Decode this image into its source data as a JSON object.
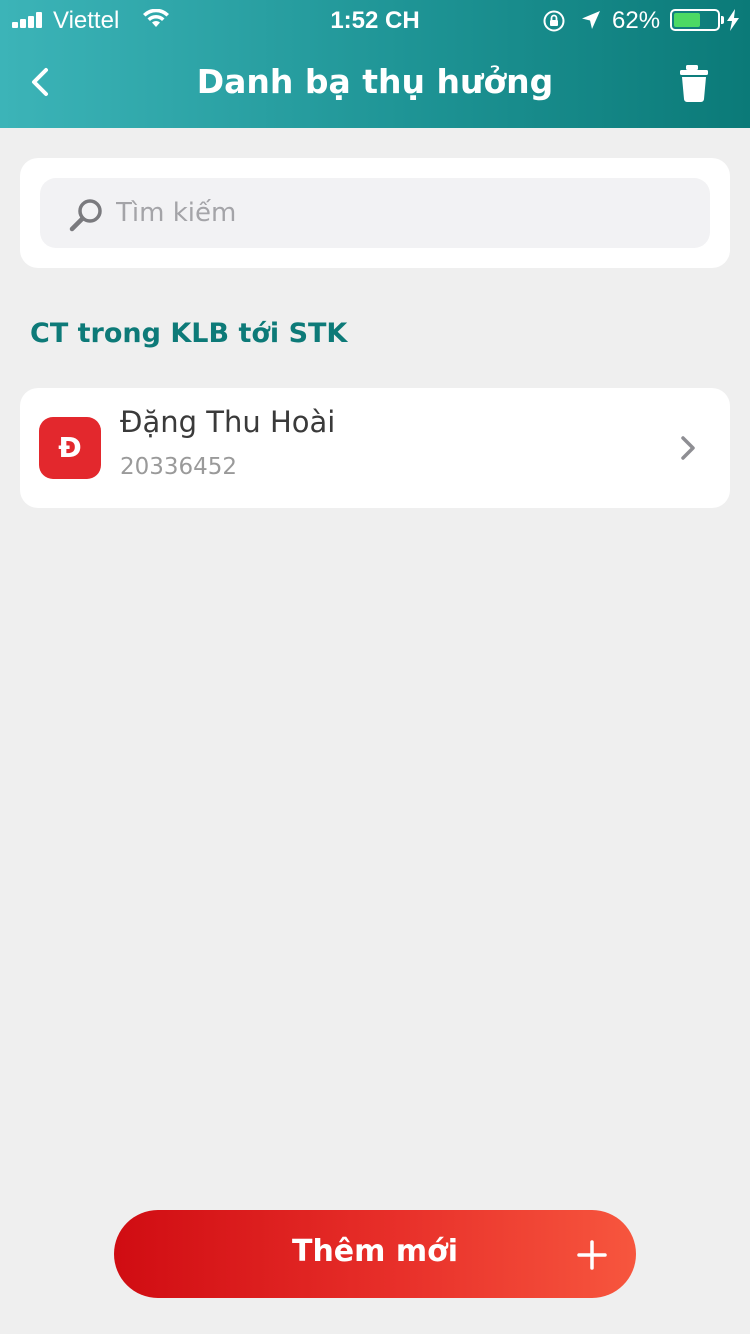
{
  "status_bar": {
    "carrier": "Viettel",
    "time": "1:52 CH",
    "battery_percent": "62%",
    "battery_level": 0.62
  },
  "header": {
    "title": "Danh bạ thụ hưởng",
    "background_colors": [
      "#3cb4b8",
      "#0b7a78"
    ]
  },
  "search": {
    "placeholder": "Tìm kiếm",
    "value": ""
  },
  "section": {
    "title": "CT trong KLB tới STK"
  },
  "contacts": [
    {
      "initial": "Đ",
      "name": "Đặng Thu Hoài",
      "account": "20336452",
      "avatar_color": "#e3282d"
    }
  ],
  "add_button": {
    "label": "Thêm mới",
    "colors": [
      "#d00c12",
      "#f7563e"
    ]
  }
}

****************************************

GIVEN TASK
Transcribe the records above verbatim. Do not carry over any picture.

FINAL RESULT
Decode this image into its source data as a JSON object.
{
  "status_bar": {
    "carrier": "Viettel",
    "time": "1:52 CH",
    "battery_percent": "62%",
    "battery_level": 0.62
  },
  "header": {
    "title": "Danh bạ thụ hưởng",
    "background_colors": [
      "#3cb4b8",
      "#0b7a78"
    ]
  },
  "search": {
    "placeholder": "Tìm kiếm",
    "value": ""
  },
  "section": {
    "title": "CT trong KLB tới STK"
  },
  "contacts": [
    {
      "initial": "Đ",
      "name": "Đặng Thu Hoài",
      "account": "20336452",
      "avatar_color": "#e3282d"
    }
  ],
  "add_button": {
    "label": "Thêm mới",
    "colors": [
      "#d00c12",
      "#f7563e"
    ]
  }
}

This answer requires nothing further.